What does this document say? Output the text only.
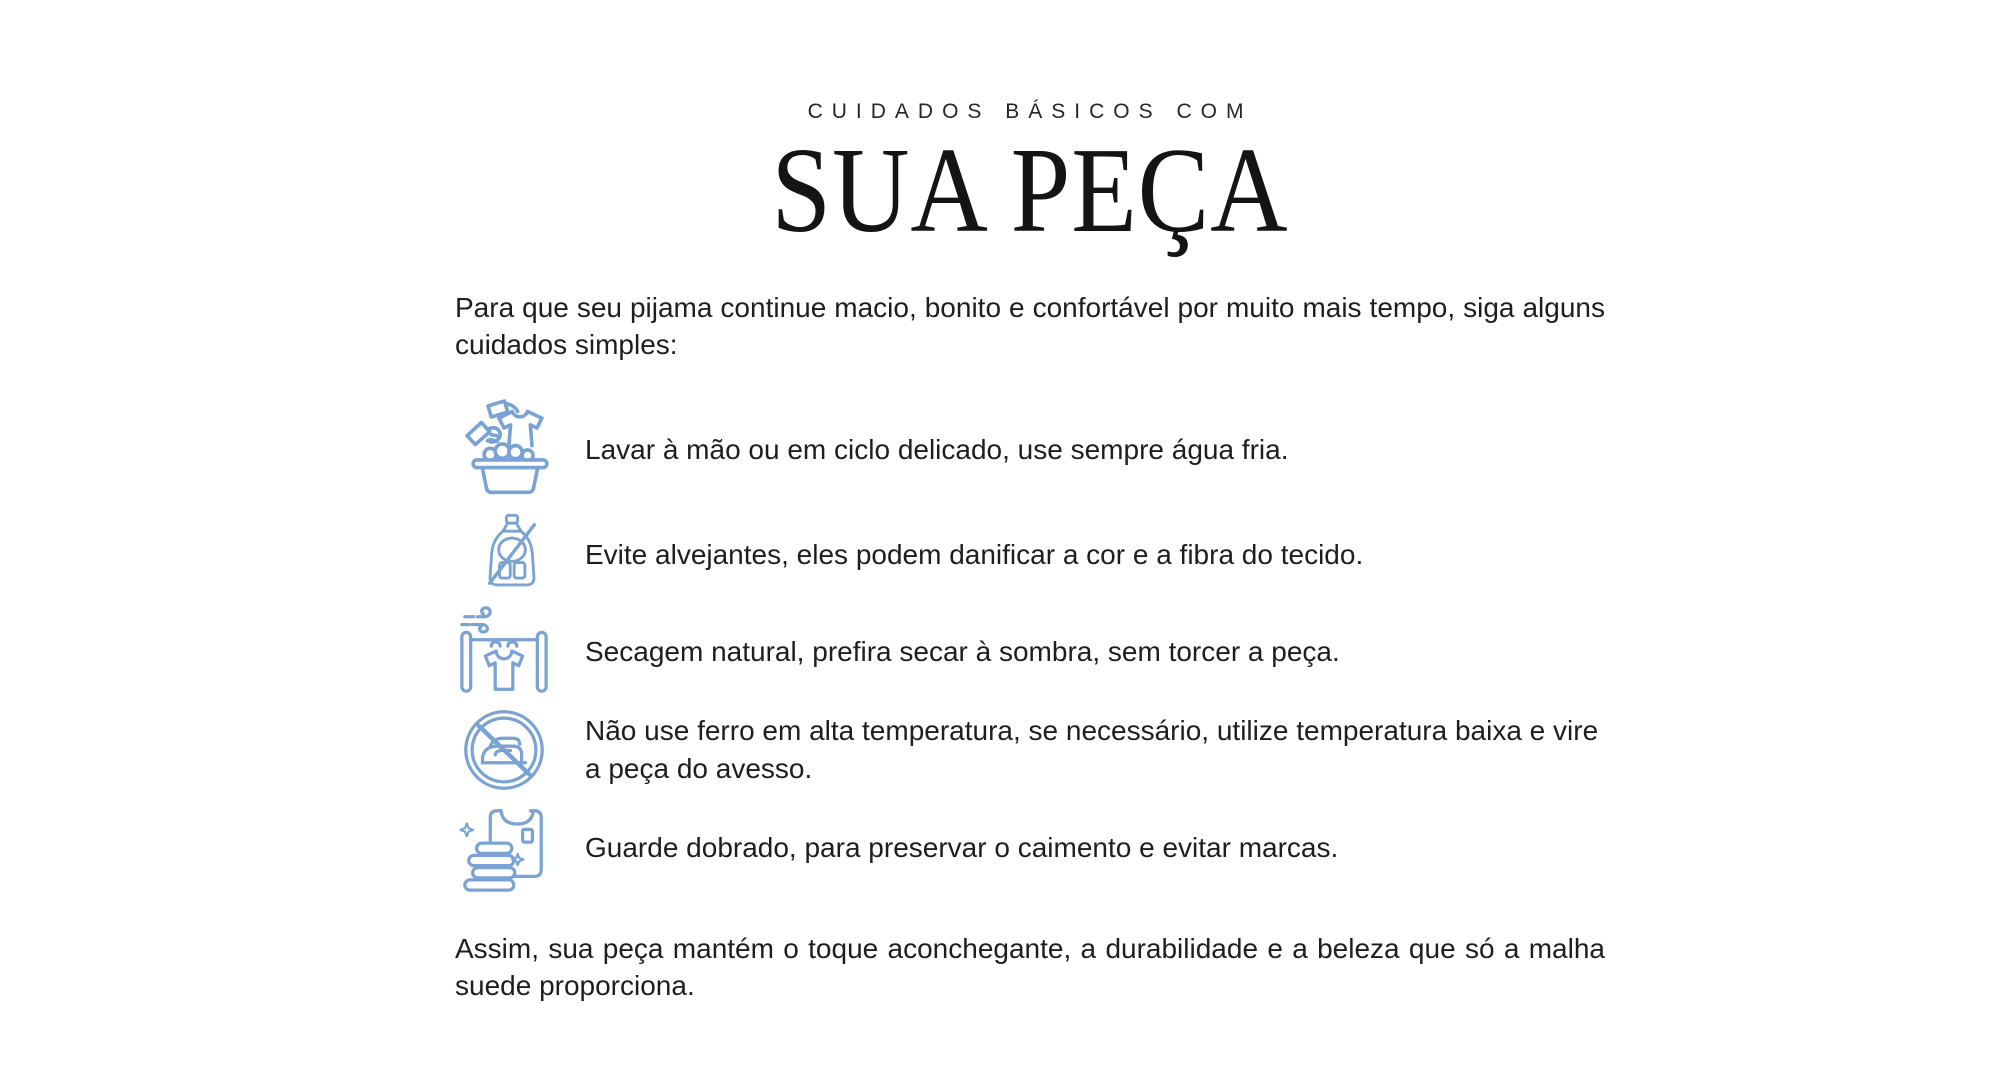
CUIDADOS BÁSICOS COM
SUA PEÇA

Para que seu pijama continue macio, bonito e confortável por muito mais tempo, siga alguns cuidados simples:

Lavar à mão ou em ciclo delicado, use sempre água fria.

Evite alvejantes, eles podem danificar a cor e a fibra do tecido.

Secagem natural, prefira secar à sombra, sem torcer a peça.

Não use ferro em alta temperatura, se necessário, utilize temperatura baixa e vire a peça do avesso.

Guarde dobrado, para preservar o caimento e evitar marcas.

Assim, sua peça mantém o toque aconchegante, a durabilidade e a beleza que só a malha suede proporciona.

SET TASK -
Repeat all of the data above word for word, minus the pictures.

FINAL ANSWER -
What does this document say? Output the text only.
CUIDADOS BÁSICOS COM
SUA PEÇA

Para que seu pijama continue macio, bonito e confortável por muito mais tempo, siga alguns cuidados simples:

Lavar à mão ou em ciclo delicado, use sempre água fria.

Evite alvejantes, eles podem danificar a cor e a fibra do tecido.

Secagem natural, prefira secar à sombra, sem torcer a peça.

Não use ferro em alta temperatura, se necessário, utilize temperatura baixa e vire a peça do avesso.

Guarde dobrado, para preservar o caimento e evitar marcas.

Assim, sua peça mantém o toque aconchegante, a durabilidade e a beleza que só a malha suede proporciona.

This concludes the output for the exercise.